## TO BE DONE
Go through the records line by line and work out how many lines hold the word "icon". Answer with the number only.

========================

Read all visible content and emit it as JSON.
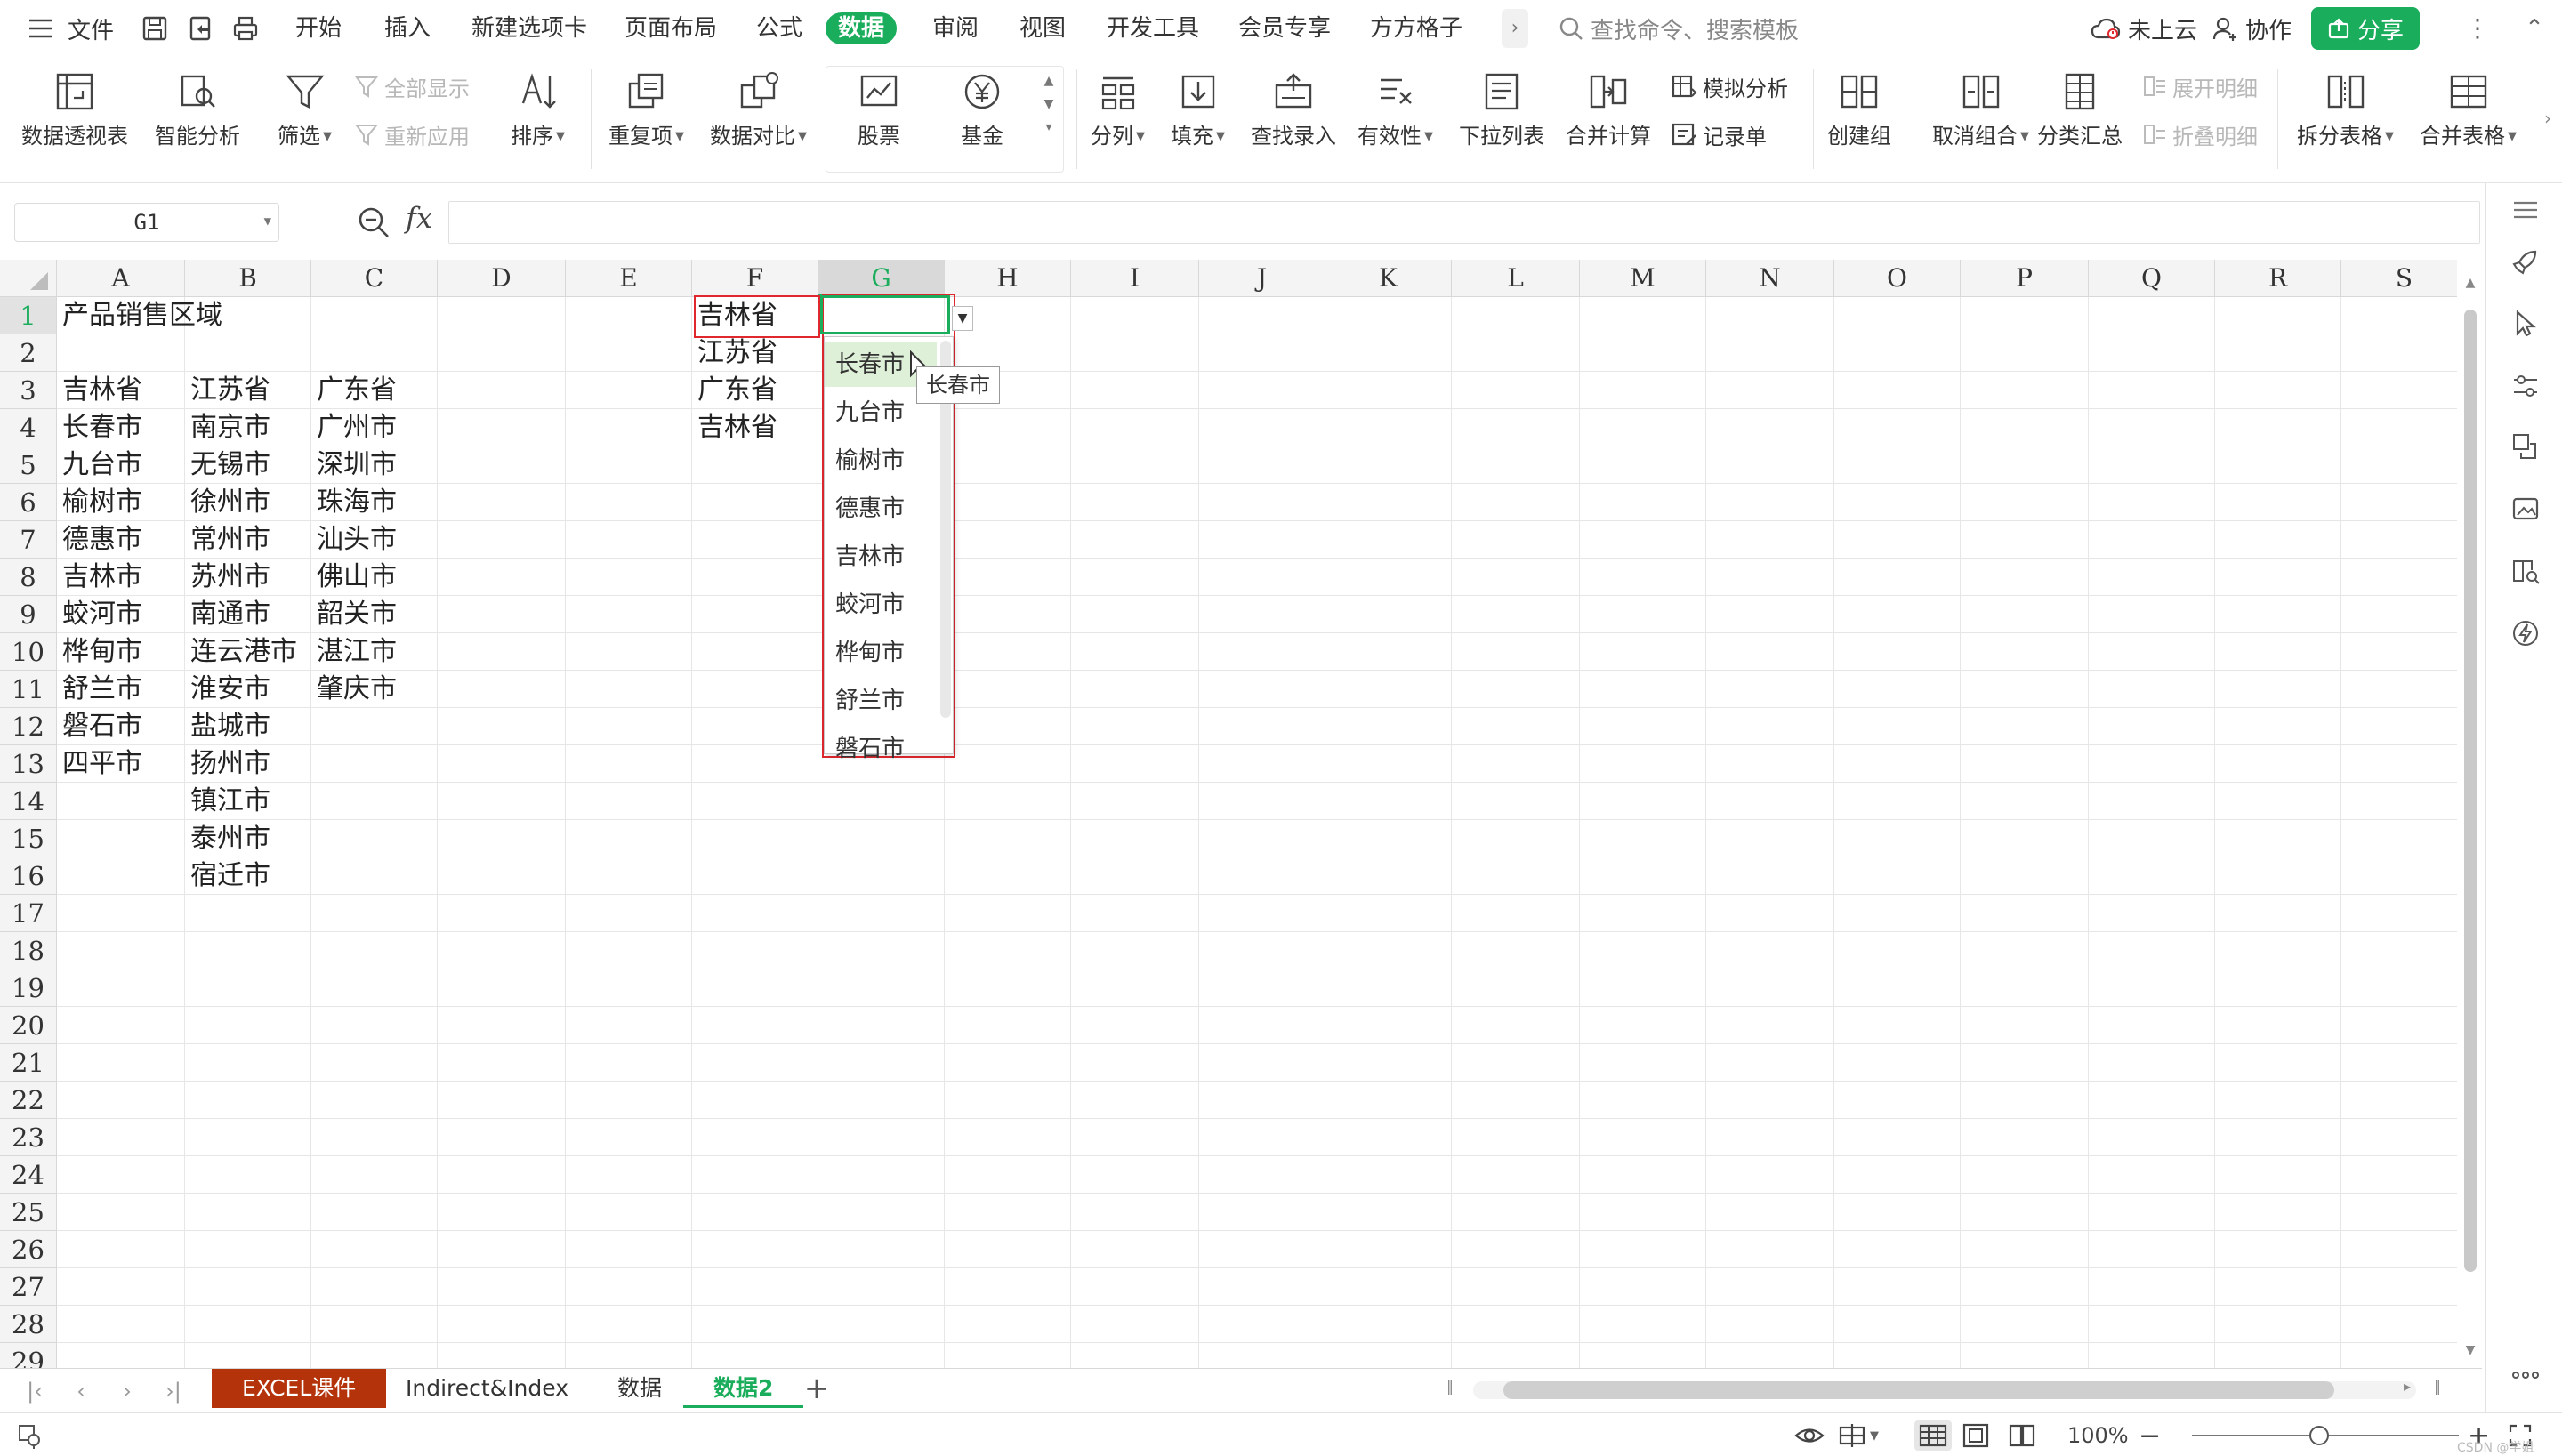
{
  "menubar": {
    "file_label": "文件",
    "tabs": [
      {
        "label": "开始",
        "active": false
      },
      {
        "label": "插入",
        "active": false
      },
      {
        "label": "新建选项卡",
        "active": false
      },
      {
        "label": "页面布局",
        "active": false
      },
      {
        "label": "公式",
        "active": false
      },
      {
        "label": "数据",
        "active": true
      },
      {
        "label": "审阅",
        "active": false
      },
      {
        "label": "视图",
        "active": false
      },
      {
        "label": "开发工具",
        "active": false
      },
      {
        "label": "会员专享",
        "active": false
      },
      {
        "label": "方方格子",
        "active": false
      }
    ],
    "more_label": "›",
    "search_placeholder": "查找命令、搜索模板",
    "cloud_label": "未上云",
    "collab_label": "协作",
    "share_label": "分享",
    "dots": "⋮",
    "min": "⌃"
  },
  "ribbon": {
    "pivot": "数据透视表",
    "smart": "智能分析",
    "filter": "筛选",
    "show_all": "全部显示",
    "reapply": "重新应用",
    "sort": "排序",
    "dup": "重复项",
    "compare": "数据对比",
    "stock": "股票",
    "fund": "基金",
    "split": "分列",
    "fill": "填充",
    "lookup": "查找录入",
    "validity": "有效性",
    "dropdown": "下拉列表",
    "consolidate": "合并计算",
    "whatif": "模拟分析",
    "record": "记录单",
    "group": "创建组",
    "ungroup": "取消组合",
    "subtotal": "分类汇总",
    "expand": "展开明细",
    "collapse": "折叠明细",
    "split_table": "拆分表格",
    "merge_table": "合并表格"
  },
  "formula_bar": {
    "name_box": "G1",
    "fx": "fx",
    "formula": ""
  },
  "grid": {
    "columns": [
      "A",
      "B",
      "C",
      "D",
      "E",
      "F",
      "G",
      "H",
      "I",
      "J",
      "K",
      "L",
      "M",
      "N",
      "O",
      "P",
      "Q",
      "R",
      "S"
    ],
    "rows": [
      "1",
      "2",
      "3",
      "4",
      "5",
      "6",
      "7",
      "8",
      "9",
      "10",
      "11",
      "12",
      "13",
      "14",
      "15",
      "16",
      "17",
      "18",
      "19",
      "20",
      "21",
      "22",
      "23",
      "24",
      "25",
      "26",
      "27",
      "28",
      "29"
    ],
    "selected_col": "G",
    "selected_row": "1",
    "cells": {
      "A1": "产品销售区域",
      "A3": "吉林省",
      "B3": "江苏省",
      "C3": "广东省",
      "A4": "长春市",
      "B4": "南京市",
      "C4": "广州市",
      "A5": "九台市",
      "B5": "无锡市",
      "C5": "深圳市",
      "A6": "榆树市",
      "B6": "徐州市",
      "C6": "珠海市",
      "A7": "德惠市",
      "B7": "常州市",
      "C7": "汕头市",
      "A8": "吉林市",
      "B8": "苏州市",
      "C8": "佛山市",
      "A9": "蛟河市",
      "B9": "南通市",
      "C9": "韶关市",
      "A10": "桦甸市",
      "B10": "连云港市",
      "C10": "湛江市",
      "A11": "舒兰市",
      "B11": "淮安市",
      "C11": "肇庆市",
      "A12": "磐石市",
      "B12": "盐城市",
      "A13": "四平市",
      "B13": "扬州市",
      "B14": "镇江市",
      "B15": "泰州市",
      "B16": "宿迁市",
      "F1": "吉林省",
      "F2": "江苏省",
      "F3": "广东省",
      "F4": "吉林省"
    }
  },
  "dropdown_list": {
    "items": [
      "长春市",
      "九台市",
      "榆树市",
      "德惠市",
      "吉林市",
      "蛟河市",
      "桦甸市",
      "舒兰市",
      "磐石市"
    ],
    "hover_index": 0,
    "tooltip": "长春市"
  },
  "sheet_tabs": [
    {
      "label": "EXCEL课件",
      "style": "orange"
    },
    {
      "label": "Indirect&Index",
      "style": "normal"
    },
    {
      "label": "数据",
      "style": "normal"
    },
    {
      "label": "数据2",
      "style": "active"
    }
  ],
  "statusbar": {
    "zoom": "100%",
    "watermark": "CSDN @学姐"
  },
  "colors": {
    "accent_green": "#1aad5b",
    "highlight_red": "#e0272e",
    "orange_tab": "#b5330a",
    "hover_green": "#dff0d8"
  }
}
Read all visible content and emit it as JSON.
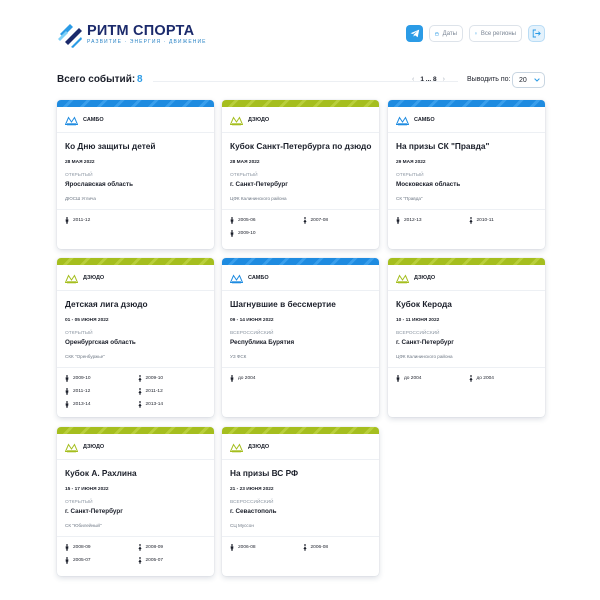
{
  "brand": {
    "name": "РИТМ СПОРТА",
    "tagline": "РАЗВИТИЕ · ЭНЕРГИЯ · ДВИЖЕНИЕ",
    "colors": {
      "primary": "#1b2a6b",
      "accent": "#2b9be6",
      "blue_band": "#1e8be0",
      "green_band": "#a5be1e"
    }
  },
  "header": {
    "telegram_icon": "telegram-icon",
    "date_filter": "Даты",
    "region_filter": "Все регионы",
    "exit_icon": "exit-icon"
  },
  "toolbar": {
    "total_label": "Всего событий:",
    "total_count": "8",
    "pager_prev": "‹",
    "pager_pages": "1 ... 8",
    "pager_next": "›",
    "perpage_label": "Выводить по:",
    "perpage_value": "20"
  },
  "events": [
    {
      "sport": "САМБО",
      "band": "blue",
      "title": "Ко Дню защиты детей",
      "date": "28 МАЯ 2022",
      "type": "ОТКРЫТЫЙ",
      "region": "Ярославская область",
      "venue": "ДЮСШ Углича",
      "ages": [
        {
          "gender": "male",
          "years": "2011-12"
        }
      ]
    },
    {
      "sport": "ДЗЮДО",
      "band": "green",
      "title": "Кубок Санкт-Петербурга по дзюдо",
      "date": "28 МАЯ 2022",
      "type": "ОТКРЫТЫЙ",
      "region": "г. Санкт-Петербург",
      "venue": "ЦФК Калининского района",
      "ages": [
        {
          "gender": "male",
          "years": "2005-06"
        },
        {
          "gender": "female",
          "years": "2007-08"
        },
        {
          "gender": "male",
          "years": "2009-10"
        }
      ]
    },
    {
      "sport": "САМБО",
      "band": "blue",
      "title": "На призы СК \"Правда\"",
      "date": "29 МАЯ 2022",
      "type": "ОТКРЫТЫЙ",
      "region": "Московская область",
      "venue": "СК \"Правда\"",
      "ages": [
        {
          "gender": "male",
          "years": "2012-13"
        },
        {
          "gender": "female",
          "years": "2010-11"
        }
      ]
    },
    {
      "sport": "ДЗЮДО",
      "band": "green",
      "title": "Детская лига дзюдо",
      "date": "01 - 05 ИЮНЯ 2022",
      "type": "ОТКРЫТЫЙ",
      "region": "Оренбургская область",
      "venue": "СКК \"Оренбуржье\"",
      "ages": [
        {
          "gender": "male",
          "years": "2009-10"
        },
        {
          "gender": "female",
          "years": "2009-10"
        },
        {
          "gender": "male",
          "years": "2011-12"
        },
        {
          "gender": "female",
          "years": "2011-12"
        },
        {
          "gender": "male",
          "years": "2013-14"
        },
        {
          "gender": "female",
          "years": "2013-14"
        }
      ]
    },
    {
      "sport": "САМБО",
      "band": "blue",
      "title": "Шагнувшие в бессмертие",
      "date": "09 - 14 ИЮНЯ 2022",
      "type": "ВСЕРОССИЙСКИЙ",
      "region": "Республика Бурятия",
      "venue": "УЗ ФСК",
      "ages": [
        {
          "gender": "male",
          "years": "до 2004"
        }
      ]
    },
    {
      "sport": "ДЗЮДО",
      "band": "green",
      "title": "Кубок Керода",
      "date": "10 - 11 ИЮНЯ 2022",
      "type": "ВСЕРОССИЙСКИЙ",
      "region": "г. Санкт-Петербург",
      "venue": "ЦФК Калининского района",
      "ages": [
        {
          "gender": "male",
          "years": "до 2004"
        },
        {
          "gender": "female",
          "years": "до 2004"
        }
      ]
    },
    {
      "sport": "ДЗЮДО",
      "band": "green",
      "title": "Кубок А. Рахлина",
      "date": "15 - 17 ИЮНЯ 2022",
      "type": "ОТКРЫТЫЙ",
      "region": "г. Санкт-Петербург",
      "venue": "СК \"Юбилейный\"",
      "ages": [
        {
          "gender": "male",
          "years": "2008-09"
        },
        {
          "gender": "female",
          "years": "2008-09"
        },
        {
          "gender": "male",
          "years": "2005-07"
        },
        {
          "gender": "female",
          "years": "2005-07"
        }
      ]
    },
    {
      "sport": "ДЗЮДО",
      "band": "green",
      "title": "На призы ВС РФ",
      "date": "21 - 23 ИЮНЯ 2022",
      "type": "ВСЕРОССИЙСКИЙ",
      "region": "г. Севастополь",
      "venue": "СЦ Муссон",
      "ages": [
        {
          "gender": "male",
          "years": "2006-08"
        },
        {
          "gender": "female",
          "years": "2006-08"
        }
      ]
    }
  ]
}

========================

## SOLUTION
2